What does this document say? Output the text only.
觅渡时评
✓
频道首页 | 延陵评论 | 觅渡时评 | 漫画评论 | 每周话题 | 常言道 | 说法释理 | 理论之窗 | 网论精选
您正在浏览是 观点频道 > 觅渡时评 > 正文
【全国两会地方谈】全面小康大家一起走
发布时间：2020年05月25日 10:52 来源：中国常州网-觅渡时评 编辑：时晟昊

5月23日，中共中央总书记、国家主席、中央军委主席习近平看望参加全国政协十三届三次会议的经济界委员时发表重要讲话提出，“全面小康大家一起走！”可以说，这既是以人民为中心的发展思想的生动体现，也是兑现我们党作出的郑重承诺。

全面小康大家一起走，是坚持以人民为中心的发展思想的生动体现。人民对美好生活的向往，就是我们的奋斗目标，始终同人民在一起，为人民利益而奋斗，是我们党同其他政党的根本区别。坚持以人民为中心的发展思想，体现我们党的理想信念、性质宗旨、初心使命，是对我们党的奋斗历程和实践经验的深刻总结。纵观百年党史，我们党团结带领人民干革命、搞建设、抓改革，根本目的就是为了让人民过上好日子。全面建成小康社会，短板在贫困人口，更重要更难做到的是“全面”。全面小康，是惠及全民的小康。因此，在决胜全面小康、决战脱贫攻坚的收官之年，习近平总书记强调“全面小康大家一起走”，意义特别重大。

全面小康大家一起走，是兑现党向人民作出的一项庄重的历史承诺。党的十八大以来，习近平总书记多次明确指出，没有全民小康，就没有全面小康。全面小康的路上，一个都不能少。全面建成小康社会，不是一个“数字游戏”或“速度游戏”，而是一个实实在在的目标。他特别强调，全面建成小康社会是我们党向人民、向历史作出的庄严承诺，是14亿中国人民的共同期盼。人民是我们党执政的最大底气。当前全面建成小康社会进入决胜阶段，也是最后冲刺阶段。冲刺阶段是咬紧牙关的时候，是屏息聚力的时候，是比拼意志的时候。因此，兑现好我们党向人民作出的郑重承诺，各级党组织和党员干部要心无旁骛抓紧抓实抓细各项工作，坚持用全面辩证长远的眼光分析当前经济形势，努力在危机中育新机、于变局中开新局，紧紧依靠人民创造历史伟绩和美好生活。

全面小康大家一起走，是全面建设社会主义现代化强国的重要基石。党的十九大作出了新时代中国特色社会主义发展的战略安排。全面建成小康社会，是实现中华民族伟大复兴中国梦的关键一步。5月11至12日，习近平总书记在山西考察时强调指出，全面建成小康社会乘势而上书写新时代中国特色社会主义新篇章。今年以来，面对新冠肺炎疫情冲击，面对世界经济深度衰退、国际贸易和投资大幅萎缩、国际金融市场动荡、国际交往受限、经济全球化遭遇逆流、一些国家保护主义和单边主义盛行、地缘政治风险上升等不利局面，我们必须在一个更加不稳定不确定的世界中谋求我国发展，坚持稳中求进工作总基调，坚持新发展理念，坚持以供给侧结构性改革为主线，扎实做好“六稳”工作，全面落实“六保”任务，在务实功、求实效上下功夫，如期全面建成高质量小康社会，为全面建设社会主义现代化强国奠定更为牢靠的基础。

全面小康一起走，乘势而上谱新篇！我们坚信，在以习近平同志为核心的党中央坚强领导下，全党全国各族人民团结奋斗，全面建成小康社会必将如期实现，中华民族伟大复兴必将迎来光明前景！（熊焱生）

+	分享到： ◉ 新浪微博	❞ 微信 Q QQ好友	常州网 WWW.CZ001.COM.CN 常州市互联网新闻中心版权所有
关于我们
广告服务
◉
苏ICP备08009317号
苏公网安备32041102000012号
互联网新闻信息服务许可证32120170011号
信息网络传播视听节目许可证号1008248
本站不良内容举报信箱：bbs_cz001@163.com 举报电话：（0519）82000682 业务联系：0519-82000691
********************
[STATED GOAL]
Extract the complete listing verbatim.

[ANSWER TO THE PROBLEM]
What does this document say? Output the text only.
觅渡时评
✓
频道首页 | 延陵评论 | 觅渡时评 | 漫画评论 | 每周话题 | 常言道 | 说法释理 | 理论之窗 | 网论精选
您正在浏览是 观点频道 > 觅渡时评 > 正文
【全国两会地方谈】全面小康大家一起走
发布时间：2020年05月25日 10:52 来源：中国常州网-觅渡时评 编辑：时晟昊

5月23日，中共中央总书记、国家主席、中央军委主席习近平看望参加全国政协十三届三次会议的经济界委员时发表重要讲话提出，“全面小康大家一起走！”可以说，这既是以人民为中心的发展思想的生动体现，也是兑现我们党作出的郑重承诺。

全面小康大家一起走，是坚持以人民为中心的发展思想的生动体现。人民对美好生活的向往，就是我们的奋斗目标，始终同人民在一起，为人民利益而奋斗，是我们党同其他政党的根本区别。坚持以人民为中心的发展思想，体现我们党的理想信念、性质宗旨、初心使命，是对我们党的奋斗历程和实践经验的深刻总结。纵观百年党史，我们党团结带领人民干革命、搞建设、抓改革，根本目的就是为了让人民过上好日子。全面建成小康社会，短板在贫困人口，更重要更难做到的是“全面”。全面小康，是惠及全民的小康。因此，在决胜全面小康、决战脱贫攻坚的收官之年，习近平总书记强调“全面小康大家一起走”，意义特别重大。

全面小康大家一起走，是兑现党向人民作出的一项庄重的历史承诺。党的十八大以来，习近平总书记多次明确指出，没有全民小康，就没有全面小康。全面小康的路上，一个都不能少。全面建成小康社会，不是一个“数字游戏”或“速度游戏”，而是一个实实在在的目标。他特别强调，全面建成小康社会是我们党向人民、向历史作出的庄严承诺，是14亿中国人民的共同期盼。人民是我们党执政的最大底气。当前全面建成小康社会进入决胜阶段，也是最后冲刺阶段。冲刺阶段是咬紧牙关的时候，是屏息聚力的时候，是比拼意志的时候。因此，兑现好我们党向人民作出的郑重承诺，各级党组织和党员干部要心无旁骛抓紧抓实抓细各项工作，坚持用全面辩证长远的眼光分析当前经济形势，努力在危机中育新机、于变局中开新局，紧紧依靠人民创造历史伟绩和美好生活。

全面小康大家一起走，是全面建设社会主义现代化强国的重要基石。党的十九大作出了新时代中国特色社会主义发展的战略安排。全面建成小康社会，是实现中华民族伟大复兴中国梦的关键一步。5月11至12日，习近平总书记在山西考察时强调指出，全面建成小康社会乘势而上书写新时代中国特色社会主义新篇章。今年以来，面对新冠肺炎疫情冲击，面对世界经济深度衰退、国际贸易和投资大幅萎缩、国际金融市场动荡、国际交往受限、经济全球化遭遇逆流、一些国家保护主义和单边主义盛行、地缘政治风险上升等不利局面，我们必须在一个更加不稳定不确定的世界中谋求我国发展，坚持稳中求进工作总基调，坚持新发展理念，坚持以供给侧结构性改革为主线，扎实做好“六稳”工作，全面落实“六保”任务，在务实功、求实效上下功夫，如期全面建成高质量小康社会，为全面建设社会主义现代化强国奠定更为牢靠的基础。

全面小康一起走，乘势而上谱新篇！我们坚信，在以习近平同志为核心的党中央坚强领导下，全党全国各族人民团结奋斗，全面建成小康社会必将如期实现，中华民族伟大复兴必将迎来光明前景！（熊焱生）

+	分享到： ◉ 新浪微博	❞ 微信 Q QQ好友	常州网 WWW.CZ001.COM.CN 常州市互联网新闻中心版权所有
关于我们
广告服务
◉
苏ICP备08009317号
苏公网安备32041102000012号
互联网新闻信息服务许可证32120170011号
信息网络传播视听节目许可证号1008248
本站不良内容举报信箱：bbs_cz001@163.com 举报电话：（0519）82000682 业务联系：0519-82000691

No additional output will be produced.